» A block of data:
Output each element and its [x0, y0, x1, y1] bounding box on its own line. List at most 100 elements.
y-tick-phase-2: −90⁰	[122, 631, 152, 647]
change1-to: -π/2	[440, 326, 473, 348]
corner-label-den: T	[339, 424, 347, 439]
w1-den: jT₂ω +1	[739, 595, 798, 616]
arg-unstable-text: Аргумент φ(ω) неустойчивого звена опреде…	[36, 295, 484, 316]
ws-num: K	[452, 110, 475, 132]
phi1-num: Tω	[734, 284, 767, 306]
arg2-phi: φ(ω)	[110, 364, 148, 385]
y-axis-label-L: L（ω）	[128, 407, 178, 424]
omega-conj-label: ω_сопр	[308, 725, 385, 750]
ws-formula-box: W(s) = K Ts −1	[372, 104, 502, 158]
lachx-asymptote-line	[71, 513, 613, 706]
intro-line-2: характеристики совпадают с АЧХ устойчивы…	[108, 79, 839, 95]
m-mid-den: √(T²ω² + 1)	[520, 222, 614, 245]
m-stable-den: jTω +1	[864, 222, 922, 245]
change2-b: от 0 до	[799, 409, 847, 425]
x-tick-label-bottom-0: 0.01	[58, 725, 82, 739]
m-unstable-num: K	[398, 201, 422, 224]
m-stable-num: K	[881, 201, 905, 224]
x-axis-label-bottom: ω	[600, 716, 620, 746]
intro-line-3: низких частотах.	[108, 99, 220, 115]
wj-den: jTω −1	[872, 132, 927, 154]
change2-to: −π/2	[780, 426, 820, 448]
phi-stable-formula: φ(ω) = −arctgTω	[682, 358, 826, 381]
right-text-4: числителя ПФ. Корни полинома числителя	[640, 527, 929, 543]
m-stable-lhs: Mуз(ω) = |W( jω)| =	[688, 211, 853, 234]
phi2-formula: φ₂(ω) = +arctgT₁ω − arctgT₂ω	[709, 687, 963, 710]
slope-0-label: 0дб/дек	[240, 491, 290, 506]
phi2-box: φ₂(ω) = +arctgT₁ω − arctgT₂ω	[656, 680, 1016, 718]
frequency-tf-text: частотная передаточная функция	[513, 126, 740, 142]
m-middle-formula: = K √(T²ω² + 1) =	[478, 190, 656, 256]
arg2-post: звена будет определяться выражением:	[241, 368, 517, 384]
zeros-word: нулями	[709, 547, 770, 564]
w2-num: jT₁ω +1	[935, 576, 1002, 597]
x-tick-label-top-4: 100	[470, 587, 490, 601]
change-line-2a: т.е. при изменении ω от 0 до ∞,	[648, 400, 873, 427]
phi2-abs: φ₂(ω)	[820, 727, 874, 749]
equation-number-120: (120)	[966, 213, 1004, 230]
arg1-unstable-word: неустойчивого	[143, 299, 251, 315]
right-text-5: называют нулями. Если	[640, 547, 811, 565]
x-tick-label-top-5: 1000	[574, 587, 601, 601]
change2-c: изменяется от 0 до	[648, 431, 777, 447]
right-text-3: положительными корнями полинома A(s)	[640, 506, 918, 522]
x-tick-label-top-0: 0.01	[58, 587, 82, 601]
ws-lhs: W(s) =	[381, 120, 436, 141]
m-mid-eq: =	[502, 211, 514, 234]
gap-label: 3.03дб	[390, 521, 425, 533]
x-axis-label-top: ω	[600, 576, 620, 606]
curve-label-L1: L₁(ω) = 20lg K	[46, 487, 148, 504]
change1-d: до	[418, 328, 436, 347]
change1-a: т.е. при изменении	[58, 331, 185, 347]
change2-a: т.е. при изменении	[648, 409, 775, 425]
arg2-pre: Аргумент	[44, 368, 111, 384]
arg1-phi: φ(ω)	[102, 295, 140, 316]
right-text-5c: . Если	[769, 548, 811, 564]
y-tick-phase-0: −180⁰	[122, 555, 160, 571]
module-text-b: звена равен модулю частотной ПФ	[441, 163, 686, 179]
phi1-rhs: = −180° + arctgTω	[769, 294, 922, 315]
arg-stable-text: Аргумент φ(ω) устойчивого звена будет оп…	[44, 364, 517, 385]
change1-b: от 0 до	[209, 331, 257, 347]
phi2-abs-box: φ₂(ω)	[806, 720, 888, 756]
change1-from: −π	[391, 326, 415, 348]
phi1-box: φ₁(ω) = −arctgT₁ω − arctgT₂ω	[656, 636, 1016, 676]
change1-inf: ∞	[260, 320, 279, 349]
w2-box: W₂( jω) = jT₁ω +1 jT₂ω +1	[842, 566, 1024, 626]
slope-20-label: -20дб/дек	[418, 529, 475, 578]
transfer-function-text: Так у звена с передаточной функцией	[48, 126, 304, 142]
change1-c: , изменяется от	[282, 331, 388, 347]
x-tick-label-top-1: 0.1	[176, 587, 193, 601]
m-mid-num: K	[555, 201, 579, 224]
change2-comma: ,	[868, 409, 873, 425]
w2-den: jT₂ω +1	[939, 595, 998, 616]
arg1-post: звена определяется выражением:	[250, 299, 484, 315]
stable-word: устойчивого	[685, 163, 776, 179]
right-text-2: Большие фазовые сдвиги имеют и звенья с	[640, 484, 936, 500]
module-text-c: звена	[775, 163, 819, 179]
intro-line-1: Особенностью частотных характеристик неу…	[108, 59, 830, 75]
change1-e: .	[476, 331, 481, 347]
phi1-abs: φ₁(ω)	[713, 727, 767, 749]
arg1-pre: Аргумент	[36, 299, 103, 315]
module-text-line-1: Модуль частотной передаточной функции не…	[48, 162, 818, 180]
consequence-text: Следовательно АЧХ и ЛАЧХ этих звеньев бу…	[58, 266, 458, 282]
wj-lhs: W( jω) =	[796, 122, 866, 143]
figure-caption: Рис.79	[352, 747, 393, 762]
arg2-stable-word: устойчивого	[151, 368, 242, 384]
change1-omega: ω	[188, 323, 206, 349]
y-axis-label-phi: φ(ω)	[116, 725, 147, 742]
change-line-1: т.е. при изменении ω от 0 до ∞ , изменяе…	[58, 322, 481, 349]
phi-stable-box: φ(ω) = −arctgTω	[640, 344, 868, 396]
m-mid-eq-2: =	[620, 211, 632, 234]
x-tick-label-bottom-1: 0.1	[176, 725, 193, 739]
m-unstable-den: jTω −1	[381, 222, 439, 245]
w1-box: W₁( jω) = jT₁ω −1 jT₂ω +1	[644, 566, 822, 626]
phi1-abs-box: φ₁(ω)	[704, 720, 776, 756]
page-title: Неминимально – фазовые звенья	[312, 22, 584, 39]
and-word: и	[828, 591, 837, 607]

» Task goal: Copy every line of the material above word for word, keeping each character unchanged.

» Result for this task:
Output each element and its [x0, y0, x1, y1] bounding box on its own line. List at most 100 elements.
y-tick-phase-2: −90⁰	[122, 631, 152, 647]
change1-to: -π/2	[440, 326, 473, 348]
corner-label-den: T	[339, 424, 347, 439]
w1-den: jT₂ω +1	[739, 595, 798, 616]
arg-unstable-text: Аргумент φ(ω) неустойчивого звена опреде…	[36, 295, 484, 316]
ws-num: K	[452, 110, 475, 132]
phi1-num: Tω	[734, 284, 767, 306]
arg2-phi: φ(ω)	[110, 364, 148, 385]
y-axis-label-L: L（ω）	[128, 407, 178, 424]
omega-conj-label: ω_сопр	[308, 725, 385, 750]
ws-formula-box: W(s) = K Ts −1	[372, 104, 502, 158]
lachx-asymptote-line	[71, 513, 613, 706]
intro-line-2: характеристики совпадают с АЧХ устойчивы…	[108, 79, 839, 95]
m-mid-den: √(T²ω² + 1)	[520, 222, 614, 245]
m-stable-den: jTω +1	[864, 222, 922, 245]
change2-b: от 0 до	[799, 409, 847, 425]
x-tick-label-bottom-0: 0.01	[58, 725, 82, 739]
m-unstable-num: K	[398, 201, 422, 224]
m-stable-num: K	[881, 201, 905, 224]
x-axis-label-bottom: ω	[600, 716, 620, 746]
intro-line-3: низких частотах.	[108, 99, 220, 115]
wj-den: jTω −1	[872, 132, 927, 154]
change2-to: −π/2	[780, 426, 820, 448]
phi-stable-formula: φ(ω) = −arctgTω	[682, 358, 826, 381]
right-text-4: числителя ПФ. Корни полинома числителя	[640, 527, 929, 543]
m-stable-lhs: Mуз(ω) = |W( jω)| =	[688, 211, 853, 234]
phi2-formula: φ₂(ω) = +arctgT₁ω − arctgT₂ω	[709, 687, 963, 710]
slope-0-label: 0дб/дек	[240, 491, 290, 506]
phi2-box: φ₂(ω) = +arctgT₁ω − arctgT₂ω	[656, 680, 1016, 718]
frequency-tf-text: частотная передаточная функция	[513, 126, 740, 142]
m-middle-formula: = K √(T²ω² + 1) =	[478, 190, 656, 256]
arg2-post: звена будет определяться выражением:	[241, 368, 517, 384]
zeros-word: нулями	[709, 547, 770, 564]
w2-num: jT₁ω +1	[935, 576, 1002, 597]
x-tick-label-top-4: 100	[470, 587, 490, 601]
change-line-2a: т.е. при изменении ω от 0 до ∞,	[648, 400, 873, 427]
phi2-abs: φ₂(ω)	[820, 727, 874, 749]
equation-number-120: (120)	[966, 213, 1004, 230]
arg1-unstable-word: неустойчивого	[143, 299, 251, 315]
right-text-5: называют нулями. Если	[640, 547, 811, 565]
x-tick-label-top-5: 1000	[574, 587, 601, 601]
change2-c: изменяется от 0 до	[648, 431, 777, 447]
right-text-3: положительными корнями полинома A(s)	[640, 506, 918, 522]
x-tick-label-top-0: 0.01	[58, 587, 82, 601]
ws-lhs: W(s) =	[381, 120, 436, 141]
m-mid-eq: =	[502, 211, 514, 234]
gap-label: 3.03дб	[390, 521, 425, 533]
x-axis-label-top: ω	[600, 576, 620, 606]
curve-label-L1: L₁(ω) = 20lg K	[46, 487, 148, 504]
change1-d: до	[418, 328, 436, 347]
change1-a: т.е. при изменении	[58, 331, 185, 347]
change2-a: т.е. при изменении	[648, 409, 775, 425]
arg2-pre: Аргумент	[44, 368, 111, 384]
arg1-phi: φ(ω)	[102, 295, 140, 316]
right-text-5c: . Если	[769, 548, 811, 564]
y-tick-phase-0: −180⁰	[122, 555, 160, 571]
module-text-b: звена равен модулю частотной ПФ	[441, 163, 686, 179]
phi1-rhs: = −180° + arctgTω	[769, 294, 922, 315]
arg-stable-text: Аргумент φ(ω) устойчивого звена будет оп…	[44, 364, 517, 385]
change1-b: от 0 до	[209, 331, 257, 347]
phi2-abs-box: φ₂(ω)	[806, 720, 888, 756]
change1-from: −π	[391, 326, 415, 348]
phi1-box: φ₁(ω) = −arctgT₁ω − arctgT₂ω	[656, 636, 1016, 676]
change1-inf: ∞	[260, 320, 279, 349]
w2-box: W₂( jω) = jT₁ω +1 jT₂ω +1	[842, 566, 1024, 626]
slope-20-label: -20дб/дек	[418, 529, 475, 578]
transfer-function-text: Так у звена с передаточной функцией	[48, 126, 304, 142]
change1-c: , изменяется от	[282, 331, 388, 347]
x-tick-label-top-1: 0.1	[176, 587, 193, 601]
m-mid-num: K	[555, 201, 579, 224]
change2-comma: ,	[868, 409, 873, 425]
w2-den: jT₂ω +1	[939, 595, 998, 616]
arg1-post: звена определяется выражением:	[250, 299, 484, 315]
stable-word: устойчивого	[685, 163, 776, 179]
right-text-2: Большие фазовые сдвиги имеют и звенья с	[640, 484, 936, 500]
module-text-c: звена	[775, 163, 819, 179]
intro-line-1: Особенностью частотных характеристик неу…	[108, 59, 830, 75]
change1-e: .	[476, 331, 481, 347]
phi1-abs: φ₁(ω)	[713, 727, 767, 749]
arg1-pre: Аргумент	[36, 299, 103, 315]
module-text-line-1: Модуль частотной передаточной функции не…	[48, 162, 818, 180]
consequence-text: Следовательно АЧХ и ЛАЧХ этих звеньев бу…	[58, 266, 458, 282]
wj-lhs: W( jω) =	[796, 122, 866, 143]
figure-caption: Рис.79	[352, 747, 393, 762]
arg2-stable-word: устойчивого	[151, 368, 242, 384]
change1-omega: ω	[188, 323, 206, 349]
y-axis-label-phi: φ(ω)	[116, 725, 147, 742]
change-line-1: т.е. при изменении ω от 0 до ∞ , изменяе…	[58, 322, 481, 349]
phi-stable-box: φ(ω) = −arctgTω	[640, 344, 868, 396]
m-mid-eq-2: =	[620, 211, 632, 234]
x-tick-label-bottom-1: 0.1	[176, 725, 193, 739]
m-unstable-den: jTω −1	[381, 222, 439, 245]
w1-box: W₁( jω) = jT₁ω −1 jT₂ω +1	[644, 566, 822, 626]
phi1-abs-box: φ₁(ω)	[704, 720, 776, 756]
page-title: Неминимально – фазовые звенья	[312, 22, 584, 39]
and-word: и	[828, 591, 837, 607]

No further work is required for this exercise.